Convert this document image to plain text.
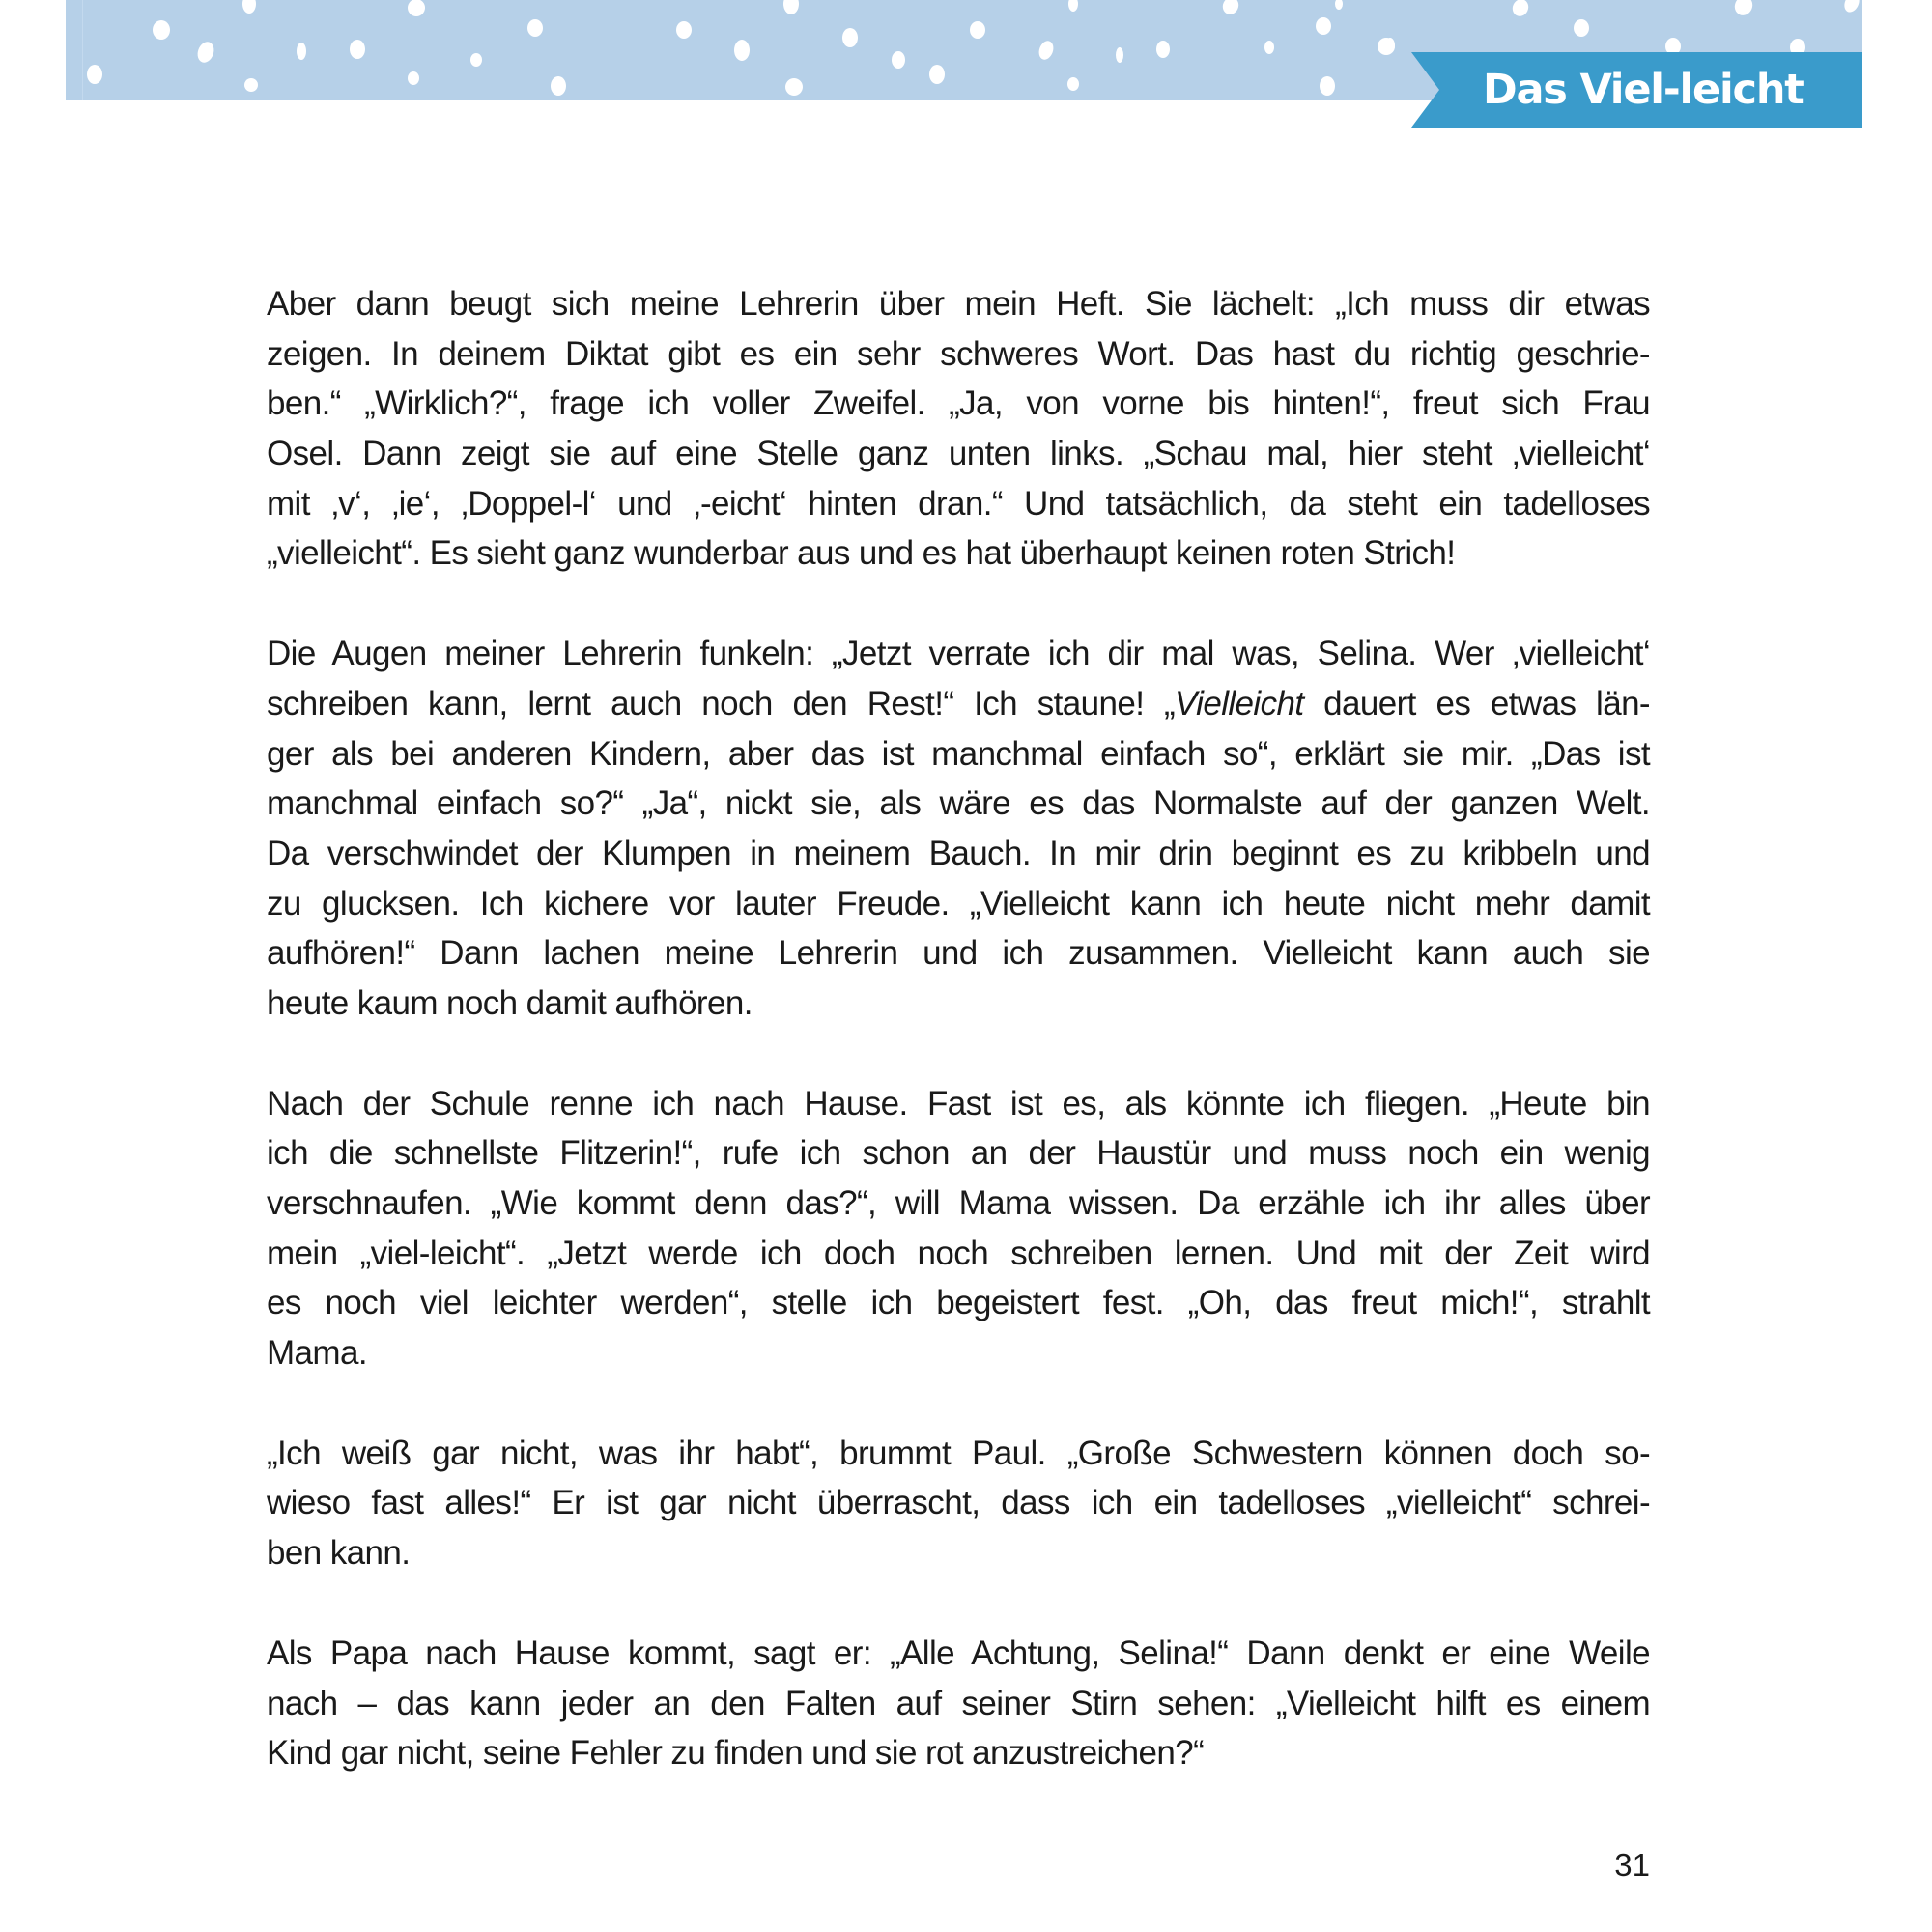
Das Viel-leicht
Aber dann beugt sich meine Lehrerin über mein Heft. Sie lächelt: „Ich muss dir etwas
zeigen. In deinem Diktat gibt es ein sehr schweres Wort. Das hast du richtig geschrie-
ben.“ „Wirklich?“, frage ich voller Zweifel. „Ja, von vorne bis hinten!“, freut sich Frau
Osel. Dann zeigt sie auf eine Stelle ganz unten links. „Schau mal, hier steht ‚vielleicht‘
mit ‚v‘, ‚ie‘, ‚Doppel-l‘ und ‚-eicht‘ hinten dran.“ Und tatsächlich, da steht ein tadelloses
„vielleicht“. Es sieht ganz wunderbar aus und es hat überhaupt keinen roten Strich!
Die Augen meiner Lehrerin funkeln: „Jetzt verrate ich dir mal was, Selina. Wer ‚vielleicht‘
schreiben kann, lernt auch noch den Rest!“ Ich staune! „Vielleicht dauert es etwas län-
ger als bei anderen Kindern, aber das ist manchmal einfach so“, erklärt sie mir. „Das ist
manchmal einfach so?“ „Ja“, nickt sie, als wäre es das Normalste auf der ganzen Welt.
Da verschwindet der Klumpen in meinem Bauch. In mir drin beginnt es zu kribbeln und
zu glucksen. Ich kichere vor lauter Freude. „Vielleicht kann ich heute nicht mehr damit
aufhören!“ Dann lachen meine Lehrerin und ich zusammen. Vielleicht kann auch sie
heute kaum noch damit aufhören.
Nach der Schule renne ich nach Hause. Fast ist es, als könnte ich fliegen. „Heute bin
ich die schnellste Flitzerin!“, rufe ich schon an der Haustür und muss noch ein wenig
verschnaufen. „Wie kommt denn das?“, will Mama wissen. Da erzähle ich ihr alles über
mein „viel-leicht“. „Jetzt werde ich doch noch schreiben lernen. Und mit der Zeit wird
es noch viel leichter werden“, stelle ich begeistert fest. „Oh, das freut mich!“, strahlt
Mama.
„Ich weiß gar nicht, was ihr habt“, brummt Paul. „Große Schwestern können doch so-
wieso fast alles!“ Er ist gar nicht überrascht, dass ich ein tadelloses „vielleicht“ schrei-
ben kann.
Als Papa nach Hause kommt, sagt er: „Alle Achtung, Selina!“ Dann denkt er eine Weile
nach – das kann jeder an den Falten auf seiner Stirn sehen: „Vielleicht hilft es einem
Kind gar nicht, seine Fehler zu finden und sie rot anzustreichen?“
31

Exercise requirements: Reproduce every entry exactly, but omit each picture.

Written solution:
Convert this document image to plain text.
Das Viel-leicht
Aber dann beugt sich meine Lehrerin über mein Heft. Sie lächelt: „Ich muss dir etwas
zeigen. In deinem Diktat gibt es ein sehr schweres Wort. Das hast du richtig geschrie-
ben.“ „Wirklich?“, frage ich voller Zweifel. „Ja, von vorne bis hinten!“, freut sich Frau
Osel. Dann zeigt sie auf eine Stelle ganz unten links. „Schau mal, hier steht ‚vielleicht‘
mit ‚v‘, ‚ie‘, ‚Doppel-l‘ und ‚-eicht‘ hinten dran.“ Und tatsächlich, da steht ein tadelloses
„vielleicht“. Es sieht ganz wunderbar aus und es hat überhaupt keinen roten Strich!
Die Augen meiner Lehrerin funkeln: „Jetzt verrate ich dir mal was, Selina. Wer ‚vielleicht‘
schreiben kann, lernt auch noch den Rest!“ Ich staune! „Vielleicht dauert es etwas län-
ger als bei anderen Kindern, aber das ist manchmal einfach so“, erklärt sie mir. „Das ist
manchmal einfach so?“ „Ja“, nickt sie, als wäre es das Normalste auf der ganzen Welt.
Da verschwindet der Klumpen in meinem Bauch. In mir drin beginnt es zu kribbeln und
zu glucksen. Ich kichere vor lauter Freude. „Vielleicht kann ich heute nicht mehr damit
aufhören!“ Dann lachen meine Lehrerin und ich zusammen. Vielleicht kann auch sie
heute kaum noch damit aufhören.
Nach der Schule renne ich nach Hause. Fast ist es, als könnte ich fliegen. „Heute bin
ich die schnellste Flitzerin!“, rufe ich schon an der Haustür und muss noch ein wenig
verschnaufen. „Wie kommt denn das?“, will Mama wissen. Da erzähle ich ihr alles über
mein „viel-leicht“. „Jetzt werde ich doch noch schreiben lernen. Und mit der Zeit wird
es noch viel leichter werden“, stelle ich begeistert fest. „Oh, das freut mich!“, strahlt
Mama.
„Ich weiß gar nicht, was ihr habt“, brummt Paul. „Große Schwestern können doch so-
wieso fast alles!“ Er ist gar nicht überrascht, dass ich ein tadelloses „vielleicht“ schrei-
ben kann.
Als Papa nach Hause kommt, sagt er: „Alle Achtung, Selina!“ Dann denkt er eine Weile
nach – das kann jeder an den Falten auf seiner Stirn sehen: „Vielleicht hilft es einem
Kind gar nicht, seine Fehler zu finden und sie rot anzustreichen?“
31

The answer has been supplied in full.